## EXERCISE REQUIREMENTS
Extract the full set of records, then give each one again exactly.

## RECORD LIST
--- Begin ---

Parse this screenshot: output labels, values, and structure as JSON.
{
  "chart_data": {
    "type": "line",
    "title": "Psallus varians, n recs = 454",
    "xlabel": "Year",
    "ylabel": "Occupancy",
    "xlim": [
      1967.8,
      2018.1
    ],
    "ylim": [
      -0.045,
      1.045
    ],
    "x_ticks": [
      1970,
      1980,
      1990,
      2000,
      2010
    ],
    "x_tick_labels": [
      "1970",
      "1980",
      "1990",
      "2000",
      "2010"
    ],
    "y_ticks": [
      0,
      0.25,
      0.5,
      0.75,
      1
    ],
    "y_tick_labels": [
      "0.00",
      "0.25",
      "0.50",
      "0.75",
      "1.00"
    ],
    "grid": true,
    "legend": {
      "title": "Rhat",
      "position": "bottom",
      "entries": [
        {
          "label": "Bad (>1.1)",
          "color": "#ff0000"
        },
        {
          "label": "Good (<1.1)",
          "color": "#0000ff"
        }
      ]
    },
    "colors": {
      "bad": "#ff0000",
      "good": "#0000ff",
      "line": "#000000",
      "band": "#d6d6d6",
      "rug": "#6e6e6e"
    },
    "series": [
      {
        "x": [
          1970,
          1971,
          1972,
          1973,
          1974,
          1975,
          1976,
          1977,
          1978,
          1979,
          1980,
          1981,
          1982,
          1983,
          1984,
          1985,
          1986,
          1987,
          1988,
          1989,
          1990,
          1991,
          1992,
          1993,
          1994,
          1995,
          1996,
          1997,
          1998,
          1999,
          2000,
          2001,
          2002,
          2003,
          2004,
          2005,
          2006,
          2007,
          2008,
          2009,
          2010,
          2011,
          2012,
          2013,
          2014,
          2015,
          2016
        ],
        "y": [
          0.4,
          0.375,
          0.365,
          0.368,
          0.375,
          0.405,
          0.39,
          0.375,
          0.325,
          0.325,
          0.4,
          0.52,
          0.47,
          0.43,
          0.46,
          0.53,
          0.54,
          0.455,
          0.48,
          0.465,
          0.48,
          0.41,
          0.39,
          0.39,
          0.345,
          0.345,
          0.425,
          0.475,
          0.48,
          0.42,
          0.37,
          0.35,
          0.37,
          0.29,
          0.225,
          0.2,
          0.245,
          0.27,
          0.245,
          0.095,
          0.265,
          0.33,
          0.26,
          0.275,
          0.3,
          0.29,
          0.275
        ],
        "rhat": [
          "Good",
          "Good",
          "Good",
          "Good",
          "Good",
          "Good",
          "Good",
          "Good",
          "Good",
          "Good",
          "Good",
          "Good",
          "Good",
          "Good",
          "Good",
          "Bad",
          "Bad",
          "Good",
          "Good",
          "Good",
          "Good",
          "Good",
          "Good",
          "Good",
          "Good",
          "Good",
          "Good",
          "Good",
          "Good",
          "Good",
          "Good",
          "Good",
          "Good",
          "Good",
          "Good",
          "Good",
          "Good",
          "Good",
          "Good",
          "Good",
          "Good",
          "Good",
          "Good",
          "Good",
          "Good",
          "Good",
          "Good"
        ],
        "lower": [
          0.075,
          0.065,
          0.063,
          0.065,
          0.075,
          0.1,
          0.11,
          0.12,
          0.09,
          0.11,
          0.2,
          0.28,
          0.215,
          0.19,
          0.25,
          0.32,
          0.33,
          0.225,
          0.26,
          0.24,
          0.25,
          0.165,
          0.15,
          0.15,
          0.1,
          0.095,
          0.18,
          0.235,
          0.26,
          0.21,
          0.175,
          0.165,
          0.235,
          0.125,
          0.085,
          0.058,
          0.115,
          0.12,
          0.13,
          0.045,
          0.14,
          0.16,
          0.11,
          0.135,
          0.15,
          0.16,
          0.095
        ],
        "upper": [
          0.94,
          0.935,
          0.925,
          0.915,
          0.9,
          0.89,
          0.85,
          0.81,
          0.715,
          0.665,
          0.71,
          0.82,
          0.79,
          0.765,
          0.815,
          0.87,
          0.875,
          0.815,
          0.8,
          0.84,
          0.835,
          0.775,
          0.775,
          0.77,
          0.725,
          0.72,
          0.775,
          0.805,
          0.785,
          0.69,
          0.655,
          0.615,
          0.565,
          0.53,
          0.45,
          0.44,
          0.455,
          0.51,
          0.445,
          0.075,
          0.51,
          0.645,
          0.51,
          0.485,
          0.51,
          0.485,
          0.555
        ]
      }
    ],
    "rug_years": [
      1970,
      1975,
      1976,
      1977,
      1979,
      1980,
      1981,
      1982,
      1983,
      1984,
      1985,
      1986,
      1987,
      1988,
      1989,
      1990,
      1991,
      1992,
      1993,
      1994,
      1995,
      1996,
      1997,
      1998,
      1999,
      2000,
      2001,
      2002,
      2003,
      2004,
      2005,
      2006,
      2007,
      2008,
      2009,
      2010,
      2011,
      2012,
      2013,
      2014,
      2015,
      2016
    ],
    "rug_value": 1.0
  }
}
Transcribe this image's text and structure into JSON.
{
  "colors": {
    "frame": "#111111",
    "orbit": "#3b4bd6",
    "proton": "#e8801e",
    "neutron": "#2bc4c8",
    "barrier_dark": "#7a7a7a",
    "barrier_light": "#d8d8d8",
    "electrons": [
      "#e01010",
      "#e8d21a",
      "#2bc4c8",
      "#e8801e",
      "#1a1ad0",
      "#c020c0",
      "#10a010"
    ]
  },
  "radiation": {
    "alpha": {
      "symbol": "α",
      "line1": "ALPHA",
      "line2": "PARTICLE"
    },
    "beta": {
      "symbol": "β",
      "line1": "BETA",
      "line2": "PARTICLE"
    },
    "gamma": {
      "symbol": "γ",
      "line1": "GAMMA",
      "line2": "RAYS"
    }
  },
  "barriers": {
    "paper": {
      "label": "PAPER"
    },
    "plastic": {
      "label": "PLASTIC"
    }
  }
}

--- End ---

## WRITTEN SOLUTION
Parse this screenshot: output labels, values, and structure as JSON.
{
  "chart_data": {
    "type": "line",
    "title": "Psallus varians, n recs = 454",
    "xlabel": "Year",
    "ylabel": "Occupancy",
    "xlim": [
      1967.8,
      2018.1
    ],
    "ylim": [
      -0.045,
      1.045
    ],
    "x_ticks": [
      1970,
      1980,
      1990,
      2000,
      2010
    ],
    "x_tick_labels": [
      "1970",
      "1980",
      "1990",
      "2000",
      "2010"
    ],
    "y_ticks": [
      0,
      0.25,
      0.5,
      0.75,
      1
    ],
    "y_tick_labels": [
      "0.00",
      "0.25",
      "0.50",
      "0.75",
      "1.00"
    ],
    "grid": true,
    "legend": {
      "title": "Rhat",
      "position": "bottom",
      "entries": [
        {
          "label": "Bad (>1.1)",
          "color": "#ff0000"
        },
        {
          "label": "Good (<1.1)",
          "color": "#0000ff"
        }
      ]
    },
    "colors": {
      "bad": "#ff0000",
      "good": "#0000ff",
      "line": "#000000",
      "band": "#d6d6d6",
      "rug": "#6e6e6e"
    },
    "series": [
      {
        "x": [
          1970,
          1971,
          1972,
          1973,
          1974,
          1975,
          1976,
          1977,
          1978,
          1979,
          1980,
          1981,
          1982,
          1983,
          1984,
          1985,
          1986,
          1987,
          1988,
          1989,
          1990,
          1991,
          1992,
          1993,
          1994,
          1995,
          1996,
          1997,
          1998,
          1999,
          2000,
          2001,
          2002,
          2003,
          2004,
          2005,
          2006,
          2007,
          2008,
          2009,
          2010,
          2011,
          2012,
          2013,
          2014,
          2015,
          2016
        ],
        "y": [
          0.4,
          0.375,
          0.365,
          0.368,
          0.375,
          0.405,
          0.39,
          0.375,
          0.325,
          0.325,
          0.4,
          0.52,
          0.47,
          0.43,
          0.46,
          0.53,
          0.54,
          0.455,
          0.48,
          0.465,
          0.48,
          0.41,
          0.39,
          0.39,
          0.345,
          0.345,
          0.425,
          0.475,
          0.48,
          0.42,
          0.37,
          0.35,
          0.37,
          0.29,
          0.225,
          0.2,
          0.245,
          0.27,
          0.245,
          0.095,
          0.265,
          0.33,
          0.26,
          0.275,
          0.3,
          0.29,
          0.275
        ],
        "rhat": [
          "Good",
          "Good",
          "Good",
          "Good",
          "Good",
          "Good",
          "Good",
          "Good",
          "Good",
          "Good",
          "Good",
          "Good",
          "Good",
          "Good",
          "Good",
          "Bad",
          "Bad",
          "Good",
          "Good",
          "Good",
          "Good",
          "Good",
          "Good",
          "Good",
          "Good",
          "Good",
          "Good",
          "Good",
          "Good",
          "Good",
          "Good",
          "Good",
          "Good",
          "Good",
          "Good",
          "Good",
          "Good",
          "Good",
          "Good",
          "Good",
          "Good",
          "Good",
          "Good",
          "Good",
          "Good",
          "Good",
          "Good"
        ],
        "lower": [
          0.075,
          0.065,
          0.063,
          0.065,
          0.075,
          0.1,
          0.11,
          0.12,
          0.09,
          0.11,
          0.2,
          0.28,
          0.215,
          0.19,
          0.25,
          0.32,
          0.33,
          0.225,
          0.26,
          0.24,
          0.25,
          0.165,
          0.15,
          0.15,
          0.1,
          0.095,
          0.18,
          0.235,
          0.26,
          0.21,
          0.175,
          0.165,
          0.235,
          0.125,
          0.085,
          0.058,
          0.115,
          0.12,
          0.13,
          0.045,
          0.14,
          0.16,
          0.11,
          0.135,
          0.15,
          0.16,
          0.095
        ],
        "upper": [
          0.94,
          0.935,
          0.925,
          0.915,
          0.9,
          0.89,
          0.85,
          0.81,
          0.715,
          0.665,
          0.71,
          0.82,
          0.79,
          0.765,
          0.815,
          0.87,
          0.875,
          0.815,
          0.8,
          0.84,
          0.835,
          0.775,
          0.775,
          0.77,
          0.725,
          0.72,
          0.775,
          0.805,
          0.785,
          0.69,
          0.655,
          0.615,
          0.565,
          0.53,
          0.45,
          0.44,
          0.455,
          0.51,
          0.445,
          0.075,
          0.51,
          0.645,
          0.51,
          0.485,
          0.51,
          0.485,
          0.555
        ]
      }
    ],
    "rug_years": [
      1970,
      1975,
      1976,
      1977,
      1979,
      1980,
      1981,
      1982,
      1983,
      1984,
      1985,
      1986,
      1987,
      1988,
      1989,
      1990,
      1991,
      1992,
      1993,
      1994,
      1995,
      1996,
      1997,
      1998,
      1999,
      2000,
      2001,
      2002,
      2003,
      2004,
      2005,
      2006,
      2007,
      2008,
      2009,
      2010,
      2011,
      2012,
      2013,
      2014,
      2015,
      2016
    ],
    "rug_value": 1.0
  }
}
Transcribe this image's text and structure into JSON.
{
  "colors": {
    "frame": "#111111",
    "orbit": "#3b4bd6",
    "proton": "#e8801e",
    "neutron": "#2bc4c8",
    "barrier_dark": "#7a7a7a",
    "barrier_light": "#d8d8d8",
    "electrons": [
      "#e01010",
      "#e8d21a",
      "#2bc4c8",
      "#e8801e",
      "#1a1ad0",
      "#c020c0",
      "#10a010"
    ]
  },
  "radiation": {
    "alpha": {
      "symbol": "α",
      "line1": "ALPHA",
      "line2": "PARTICLE"
    },
    "beta": {
      "symbol": "β",
      "line1": "BETA",
      "line2": "PARTICLE"
    },
    "gamma": {
      "symbol": "γ",
      "line1": "GAMMA",
      "line2": "RAYS"
    }
  },
  "barriers": {
    "paper": {
      "label": "PAPER"
    },
    "plastic": {
      "label": "PLASTIC"
    }
  }
}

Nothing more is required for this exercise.